══ DATA ENTRIES
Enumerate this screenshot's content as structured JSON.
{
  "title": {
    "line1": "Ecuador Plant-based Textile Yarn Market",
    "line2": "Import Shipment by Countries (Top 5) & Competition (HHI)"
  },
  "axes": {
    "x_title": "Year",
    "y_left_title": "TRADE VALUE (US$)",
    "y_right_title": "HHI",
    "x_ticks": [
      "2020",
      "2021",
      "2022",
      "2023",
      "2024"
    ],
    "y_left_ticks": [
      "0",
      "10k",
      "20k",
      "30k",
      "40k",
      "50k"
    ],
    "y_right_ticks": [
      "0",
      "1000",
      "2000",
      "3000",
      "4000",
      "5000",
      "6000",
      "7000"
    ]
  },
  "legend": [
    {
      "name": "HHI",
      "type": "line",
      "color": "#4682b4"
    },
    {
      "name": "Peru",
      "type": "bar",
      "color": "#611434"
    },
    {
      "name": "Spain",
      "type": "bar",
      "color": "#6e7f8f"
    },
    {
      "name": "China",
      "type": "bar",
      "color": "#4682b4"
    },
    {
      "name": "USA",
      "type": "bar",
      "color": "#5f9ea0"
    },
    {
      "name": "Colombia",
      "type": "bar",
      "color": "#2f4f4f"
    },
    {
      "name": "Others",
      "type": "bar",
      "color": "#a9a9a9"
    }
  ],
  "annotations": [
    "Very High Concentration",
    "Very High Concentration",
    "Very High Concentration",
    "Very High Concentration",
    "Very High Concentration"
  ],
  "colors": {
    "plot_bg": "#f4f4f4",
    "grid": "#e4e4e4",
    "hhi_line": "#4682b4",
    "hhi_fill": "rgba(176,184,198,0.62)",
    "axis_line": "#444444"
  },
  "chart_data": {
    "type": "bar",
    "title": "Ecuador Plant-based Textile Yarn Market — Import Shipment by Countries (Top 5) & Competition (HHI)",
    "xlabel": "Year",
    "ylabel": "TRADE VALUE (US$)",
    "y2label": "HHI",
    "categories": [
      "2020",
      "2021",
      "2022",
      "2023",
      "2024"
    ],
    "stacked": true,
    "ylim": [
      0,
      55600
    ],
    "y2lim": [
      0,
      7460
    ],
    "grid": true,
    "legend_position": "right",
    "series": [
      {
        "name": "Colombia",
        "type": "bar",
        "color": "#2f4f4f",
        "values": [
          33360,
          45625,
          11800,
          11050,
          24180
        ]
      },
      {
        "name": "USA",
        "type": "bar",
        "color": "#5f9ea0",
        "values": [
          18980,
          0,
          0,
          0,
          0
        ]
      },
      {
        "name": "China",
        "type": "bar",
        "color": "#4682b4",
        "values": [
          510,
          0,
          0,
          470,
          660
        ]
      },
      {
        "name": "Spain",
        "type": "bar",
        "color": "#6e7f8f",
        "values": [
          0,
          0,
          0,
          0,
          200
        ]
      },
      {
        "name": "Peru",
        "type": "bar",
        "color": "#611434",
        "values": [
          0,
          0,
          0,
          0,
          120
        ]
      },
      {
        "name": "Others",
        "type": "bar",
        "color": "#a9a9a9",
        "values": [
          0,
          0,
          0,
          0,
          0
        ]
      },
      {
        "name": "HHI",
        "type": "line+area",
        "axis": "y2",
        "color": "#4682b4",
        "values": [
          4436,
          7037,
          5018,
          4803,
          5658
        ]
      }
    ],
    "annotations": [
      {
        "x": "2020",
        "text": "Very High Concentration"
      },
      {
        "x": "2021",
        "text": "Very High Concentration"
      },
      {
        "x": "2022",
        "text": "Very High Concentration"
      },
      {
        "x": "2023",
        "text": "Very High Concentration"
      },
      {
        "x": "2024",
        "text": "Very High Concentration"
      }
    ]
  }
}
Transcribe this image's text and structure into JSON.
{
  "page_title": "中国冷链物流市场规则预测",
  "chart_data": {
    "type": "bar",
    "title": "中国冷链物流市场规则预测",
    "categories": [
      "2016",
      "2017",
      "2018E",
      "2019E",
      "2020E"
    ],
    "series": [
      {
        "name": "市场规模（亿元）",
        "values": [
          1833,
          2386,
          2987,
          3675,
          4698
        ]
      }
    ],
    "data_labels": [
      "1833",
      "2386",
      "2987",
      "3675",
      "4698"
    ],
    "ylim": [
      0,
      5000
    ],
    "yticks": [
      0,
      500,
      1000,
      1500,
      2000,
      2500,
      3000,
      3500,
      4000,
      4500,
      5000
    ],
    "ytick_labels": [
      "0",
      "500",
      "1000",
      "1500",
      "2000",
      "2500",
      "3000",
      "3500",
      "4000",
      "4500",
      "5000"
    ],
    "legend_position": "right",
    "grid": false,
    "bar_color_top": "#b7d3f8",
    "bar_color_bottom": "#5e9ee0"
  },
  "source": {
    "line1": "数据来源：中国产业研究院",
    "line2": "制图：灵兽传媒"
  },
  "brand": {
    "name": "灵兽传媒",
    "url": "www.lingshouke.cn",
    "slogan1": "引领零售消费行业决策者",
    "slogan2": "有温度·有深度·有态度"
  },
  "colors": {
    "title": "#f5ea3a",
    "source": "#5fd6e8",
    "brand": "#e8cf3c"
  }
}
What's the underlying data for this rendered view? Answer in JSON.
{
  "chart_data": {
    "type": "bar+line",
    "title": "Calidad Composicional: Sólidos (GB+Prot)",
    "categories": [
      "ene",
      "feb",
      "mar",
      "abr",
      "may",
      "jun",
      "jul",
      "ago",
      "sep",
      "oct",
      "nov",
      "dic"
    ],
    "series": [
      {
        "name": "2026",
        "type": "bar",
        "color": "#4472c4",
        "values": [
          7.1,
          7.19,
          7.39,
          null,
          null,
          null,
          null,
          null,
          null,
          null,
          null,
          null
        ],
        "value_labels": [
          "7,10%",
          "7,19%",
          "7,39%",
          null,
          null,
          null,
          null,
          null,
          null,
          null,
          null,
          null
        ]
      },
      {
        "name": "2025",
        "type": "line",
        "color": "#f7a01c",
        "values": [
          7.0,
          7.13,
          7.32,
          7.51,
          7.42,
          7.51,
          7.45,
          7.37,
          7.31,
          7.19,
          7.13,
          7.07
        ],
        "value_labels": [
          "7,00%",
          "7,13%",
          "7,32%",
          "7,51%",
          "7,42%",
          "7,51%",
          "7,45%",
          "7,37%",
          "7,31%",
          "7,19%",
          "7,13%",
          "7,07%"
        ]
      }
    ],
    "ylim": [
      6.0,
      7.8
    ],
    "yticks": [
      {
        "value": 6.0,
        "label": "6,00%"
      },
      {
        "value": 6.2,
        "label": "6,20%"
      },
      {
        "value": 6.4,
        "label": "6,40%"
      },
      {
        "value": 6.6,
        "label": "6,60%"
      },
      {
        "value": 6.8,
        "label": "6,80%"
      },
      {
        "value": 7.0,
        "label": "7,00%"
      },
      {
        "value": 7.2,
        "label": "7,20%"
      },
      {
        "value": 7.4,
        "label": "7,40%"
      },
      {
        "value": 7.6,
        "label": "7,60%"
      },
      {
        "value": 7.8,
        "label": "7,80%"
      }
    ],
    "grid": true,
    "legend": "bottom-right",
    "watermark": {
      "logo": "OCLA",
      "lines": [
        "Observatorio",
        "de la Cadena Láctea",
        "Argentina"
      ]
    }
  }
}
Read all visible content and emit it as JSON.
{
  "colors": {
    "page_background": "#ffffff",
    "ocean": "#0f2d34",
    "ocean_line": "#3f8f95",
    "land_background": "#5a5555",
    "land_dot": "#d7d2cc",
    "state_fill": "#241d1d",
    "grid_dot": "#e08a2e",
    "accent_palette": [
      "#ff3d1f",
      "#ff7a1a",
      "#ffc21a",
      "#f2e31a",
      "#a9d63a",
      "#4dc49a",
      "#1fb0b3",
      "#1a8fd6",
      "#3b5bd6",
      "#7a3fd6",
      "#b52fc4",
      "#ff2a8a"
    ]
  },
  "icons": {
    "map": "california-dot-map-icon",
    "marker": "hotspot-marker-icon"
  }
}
════
◆ TASK PROMPT: Wherever "Ecuador" shows up in a line, copy that line.

◆ CORRECT RESPONSE:
    "line1": "Ecuador Plant-based Textile Yarn Market",
    "title": "Ecuador Plant-based Textile Yarn Market — Import Shipment by Countries (Top 5) & Competition (HHI)",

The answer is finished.